* [Aim of the task]
Find the string "современном" in the data, then copy every line where it is found.

Stored records
====

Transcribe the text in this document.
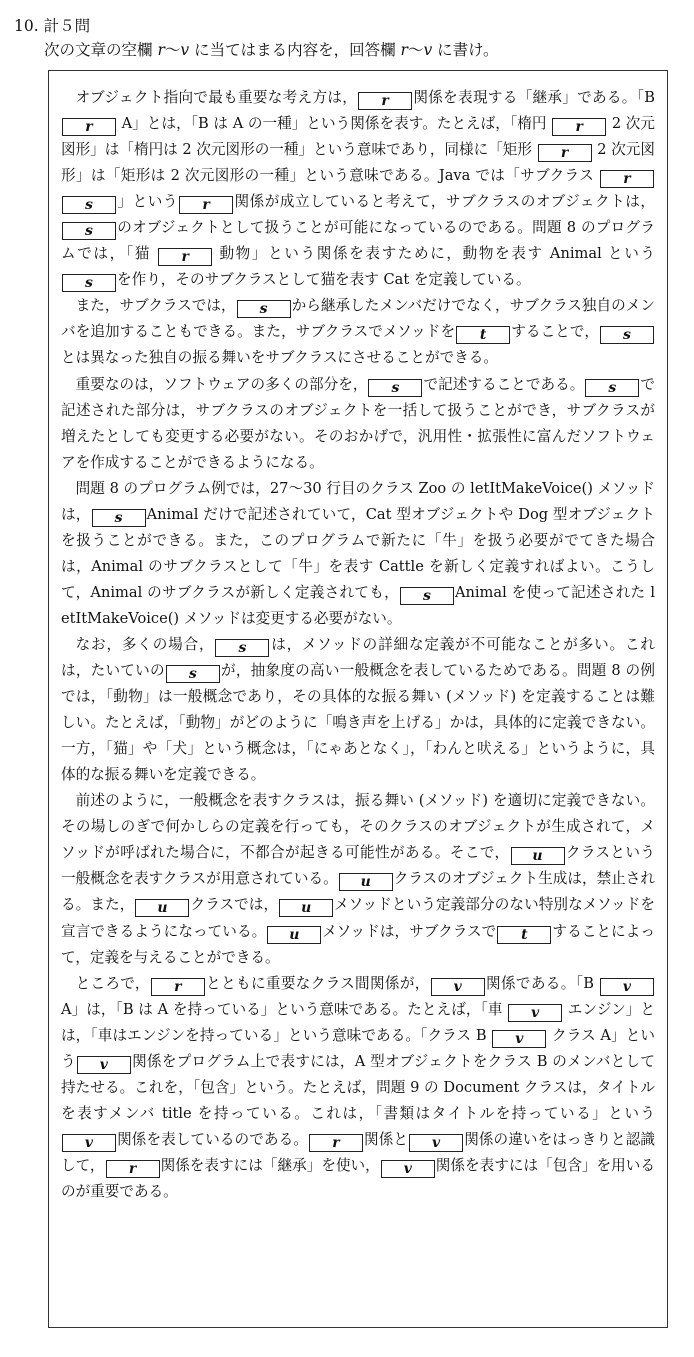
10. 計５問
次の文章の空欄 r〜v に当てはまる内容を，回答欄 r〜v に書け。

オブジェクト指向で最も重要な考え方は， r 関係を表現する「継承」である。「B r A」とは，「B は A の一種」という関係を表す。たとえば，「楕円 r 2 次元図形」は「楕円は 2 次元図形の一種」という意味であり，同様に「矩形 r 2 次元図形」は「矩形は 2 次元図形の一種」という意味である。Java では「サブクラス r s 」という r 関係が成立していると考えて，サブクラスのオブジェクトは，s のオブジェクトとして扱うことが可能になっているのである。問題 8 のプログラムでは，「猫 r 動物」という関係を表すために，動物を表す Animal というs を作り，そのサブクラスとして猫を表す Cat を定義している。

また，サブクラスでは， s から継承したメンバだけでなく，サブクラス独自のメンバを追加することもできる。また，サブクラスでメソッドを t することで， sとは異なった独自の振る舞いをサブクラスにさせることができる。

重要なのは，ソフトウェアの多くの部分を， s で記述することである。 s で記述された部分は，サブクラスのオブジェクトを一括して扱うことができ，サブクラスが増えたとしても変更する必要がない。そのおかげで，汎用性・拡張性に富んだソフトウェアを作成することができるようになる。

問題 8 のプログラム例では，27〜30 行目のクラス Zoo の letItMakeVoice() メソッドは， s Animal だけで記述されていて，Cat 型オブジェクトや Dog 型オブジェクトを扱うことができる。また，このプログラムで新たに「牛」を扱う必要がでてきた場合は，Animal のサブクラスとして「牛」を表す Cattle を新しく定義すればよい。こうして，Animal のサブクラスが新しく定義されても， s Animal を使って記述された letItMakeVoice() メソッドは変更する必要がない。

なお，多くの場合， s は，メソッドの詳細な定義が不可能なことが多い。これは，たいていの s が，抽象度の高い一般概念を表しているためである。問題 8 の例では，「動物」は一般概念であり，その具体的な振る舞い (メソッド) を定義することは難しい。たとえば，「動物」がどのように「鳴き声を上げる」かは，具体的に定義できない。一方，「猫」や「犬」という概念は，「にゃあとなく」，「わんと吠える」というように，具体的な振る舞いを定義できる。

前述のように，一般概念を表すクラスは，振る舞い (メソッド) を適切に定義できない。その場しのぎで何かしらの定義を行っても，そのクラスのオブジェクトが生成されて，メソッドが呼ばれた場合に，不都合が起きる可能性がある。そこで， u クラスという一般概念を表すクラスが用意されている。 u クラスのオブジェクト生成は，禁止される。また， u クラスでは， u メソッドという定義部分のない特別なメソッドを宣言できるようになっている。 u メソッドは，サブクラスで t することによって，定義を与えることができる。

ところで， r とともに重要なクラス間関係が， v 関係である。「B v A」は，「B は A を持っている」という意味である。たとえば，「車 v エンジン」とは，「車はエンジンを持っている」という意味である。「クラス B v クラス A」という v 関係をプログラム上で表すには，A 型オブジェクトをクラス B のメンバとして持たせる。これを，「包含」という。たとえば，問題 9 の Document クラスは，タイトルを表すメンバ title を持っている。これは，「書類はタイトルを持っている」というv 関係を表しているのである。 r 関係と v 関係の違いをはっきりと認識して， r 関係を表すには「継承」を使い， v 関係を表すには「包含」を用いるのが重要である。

====

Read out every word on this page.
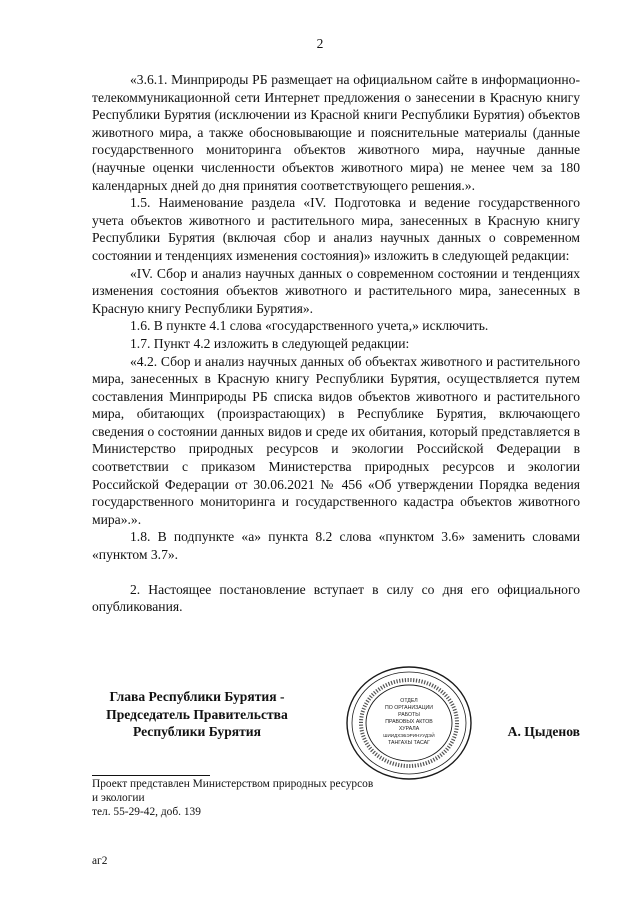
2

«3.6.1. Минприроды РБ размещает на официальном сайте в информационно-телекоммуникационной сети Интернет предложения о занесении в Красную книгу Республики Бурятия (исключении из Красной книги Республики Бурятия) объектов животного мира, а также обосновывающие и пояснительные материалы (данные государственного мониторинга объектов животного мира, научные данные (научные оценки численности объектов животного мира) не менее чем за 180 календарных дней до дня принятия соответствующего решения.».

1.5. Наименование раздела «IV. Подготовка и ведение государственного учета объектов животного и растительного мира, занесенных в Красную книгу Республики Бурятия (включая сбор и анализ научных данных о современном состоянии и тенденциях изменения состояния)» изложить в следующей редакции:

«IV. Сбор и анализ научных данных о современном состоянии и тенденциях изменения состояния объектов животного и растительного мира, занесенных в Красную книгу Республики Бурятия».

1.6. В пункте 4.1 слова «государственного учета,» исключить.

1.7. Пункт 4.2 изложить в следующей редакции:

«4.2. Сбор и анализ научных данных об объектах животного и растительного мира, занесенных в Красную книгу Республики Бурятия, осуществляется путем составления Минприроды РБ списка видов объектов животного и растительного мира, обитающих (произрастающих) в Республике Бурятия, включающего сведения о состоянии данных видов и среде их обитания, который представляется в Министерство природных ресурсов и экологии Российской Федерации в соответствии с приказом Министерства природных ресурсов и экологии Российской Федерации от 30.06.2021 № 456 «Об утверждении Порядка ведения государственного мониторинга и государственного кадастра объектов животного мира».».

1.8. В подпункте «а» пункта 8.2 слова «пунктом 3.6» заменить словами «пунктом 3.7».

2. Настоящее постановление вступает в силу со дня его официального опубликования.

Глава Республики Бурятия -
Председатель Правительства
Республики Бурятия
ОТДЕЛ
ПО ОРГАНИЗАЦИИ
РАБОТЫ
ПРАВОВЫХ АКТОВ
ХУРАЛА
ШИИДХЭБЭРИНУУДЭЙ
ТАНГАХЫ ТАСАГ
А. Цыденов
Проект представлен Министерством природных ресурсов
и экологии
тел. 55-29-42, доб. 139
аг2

====

* [Answer to this exercise]
1.5. Наименование раздела «IV. Подготовка и ведение государственного учета объектов животного и растительного мира, занесенных в Красную книгу Республики Бурятия (включая сбор и анализ научных данных о современном состоянии и тенденциях изменения состояния)» изложить в следующей редакции:
«IV. Сбор и анализ научных данных о современном состоянии и тенденциях изменения состояния объектов животного и растительного мира, занесенных в Красную книгу Республики Бурятия».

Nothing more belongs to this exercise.